**SOURCE DOCUMENT**
More health systems are billing for MyChart messages, even as the claims volume for those digital encounters has ebbed and flowed, according to a Jan. 10 study in the Journal of the American Medical Association.
The number of healthcare organizations that charge for patient portal messages has steadily increased since mid-2021, while claims for so-called "e-visits" peaked in April 2020 at 202,272 before dropping to a low of 64,341 in June 2021 and rising again to 107,442 to September 2022, the end of the study period. CPT codes allow providers to bill for messages that take up at least five minutes of their time within seven days.
The findings suggest "health system interest in e-visit billing has evolved from a short-term pandemic necessity to a long-term source of revenue," the study's authors wrote. They are affiliated with University of California at San Francisco, data company Trilliant Health and Boston-based Harvard Medical School.
Despite the explosion in patient portal messages in recent years, health systems are split on whether billing for them relieves providers' digital burden or just adds to it. Becker's has reported on nearly two dozen health systems that charge for the online encounters, including some of the largest and most prestigious in the U.S. One study found that the number of messages dropped after a health system started billing for them.
The authors say more research is needed to determine whether charging for the messages improves patient care, reduces costs and can substitute for live visits, and why organizations stop billing for them.

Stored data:
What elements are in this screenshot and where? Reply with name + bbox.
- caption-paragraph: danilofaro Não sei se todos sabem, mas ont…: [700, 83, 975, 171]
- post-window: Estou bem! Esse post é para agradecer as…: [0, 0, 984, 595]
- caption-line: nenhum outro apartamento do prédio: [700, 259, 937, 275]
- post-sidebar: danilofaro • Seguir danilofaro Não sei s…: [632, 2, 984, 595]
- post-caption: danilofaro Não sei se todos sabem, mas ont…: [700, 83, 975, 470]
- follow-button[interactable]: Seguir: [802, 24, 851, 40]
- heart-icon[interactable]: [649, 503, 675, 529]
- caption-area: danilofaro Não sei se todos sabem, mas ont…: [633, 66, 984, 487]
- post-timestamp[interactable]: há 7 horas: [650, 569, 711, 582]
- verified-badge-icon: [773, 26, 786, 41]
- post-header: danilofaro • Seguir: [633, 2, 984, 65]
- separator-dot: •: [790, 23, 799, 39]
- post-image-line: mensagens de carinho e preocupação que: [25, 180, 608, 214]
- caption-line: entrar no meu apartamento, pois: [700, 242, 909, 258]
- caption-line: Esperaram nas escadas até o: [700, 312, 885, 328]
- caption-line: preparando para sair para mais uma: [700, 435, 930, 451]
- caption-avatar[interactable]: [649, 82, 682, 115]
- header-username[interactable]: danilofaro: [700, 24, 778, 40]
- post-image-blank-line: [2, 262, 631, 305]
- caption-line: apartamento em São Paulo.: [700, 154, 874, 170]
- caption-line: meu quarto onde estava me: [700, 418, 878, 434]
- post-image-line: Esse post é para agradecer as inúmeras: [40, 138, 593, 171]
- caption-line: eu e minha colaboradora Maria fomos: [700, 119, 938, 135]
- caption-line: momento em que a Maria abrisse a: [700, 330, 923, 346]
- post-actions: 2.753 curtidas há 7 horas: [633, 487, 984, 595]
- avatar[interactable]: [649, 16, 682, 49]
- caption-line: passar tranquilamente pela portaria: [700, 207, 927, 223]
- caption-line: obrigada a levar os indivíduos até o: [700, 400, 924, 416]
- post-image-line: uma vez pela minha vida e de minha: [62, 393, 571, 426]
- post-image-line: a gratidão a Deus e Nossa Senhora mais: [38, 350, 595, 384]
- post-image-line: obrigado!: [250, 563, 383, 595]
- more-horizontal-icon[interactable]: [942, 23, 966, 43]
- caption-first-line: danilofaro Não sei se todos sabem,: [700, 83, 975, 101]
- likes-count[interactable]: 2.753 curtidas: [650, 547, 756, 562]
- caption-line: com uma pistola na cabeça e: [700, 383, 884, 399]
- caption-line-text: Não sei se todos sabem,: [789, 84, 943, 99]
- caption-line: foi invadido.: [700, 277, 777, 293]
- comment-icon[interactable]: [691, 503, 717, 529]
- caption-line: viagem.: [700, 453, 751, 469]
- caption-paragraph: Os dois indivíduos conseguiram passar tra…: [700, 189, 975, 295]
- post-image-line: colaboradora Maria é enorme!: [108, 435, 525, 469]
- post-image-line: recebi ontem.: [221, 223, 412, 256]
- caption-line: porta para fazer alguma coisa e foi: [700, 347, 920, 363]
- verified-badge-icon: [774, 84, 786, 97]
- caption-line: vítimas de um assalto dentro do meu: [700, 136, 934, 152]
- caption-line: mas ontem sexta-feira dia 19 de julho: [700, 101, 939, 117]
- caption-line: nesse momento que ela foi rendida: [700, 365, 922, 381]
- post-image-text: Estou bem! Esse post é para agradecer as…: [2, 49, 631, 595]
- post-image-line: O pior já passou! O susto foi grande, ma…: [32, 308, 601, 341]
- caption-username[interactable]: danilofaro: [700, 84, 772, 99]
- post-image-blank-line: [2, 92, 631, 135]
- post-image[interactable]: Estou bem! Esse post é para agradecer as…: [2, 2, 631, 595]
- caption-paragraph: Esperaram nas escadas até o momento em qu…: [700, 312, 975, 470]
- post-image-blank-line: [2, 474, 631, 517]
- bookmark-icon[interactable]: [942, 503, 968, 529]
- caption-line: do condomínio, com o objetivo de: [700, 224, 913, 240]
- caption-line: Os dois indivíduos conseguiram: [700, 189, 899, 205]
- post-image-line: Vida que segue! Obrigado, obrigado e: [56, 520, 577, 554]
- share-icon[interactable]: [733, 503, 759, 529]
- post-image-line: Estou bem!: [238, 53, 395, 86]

**ASSIGNED TASK**
From the article on billing for MyChart messages, list every question the study's authors say needs more research.

**EXERCISE ANSWER**
- Whether charging for the messages improves patient care
- Whether it reduces costs
- Whether it can substitute for live visits
- Why organizations stop billing for them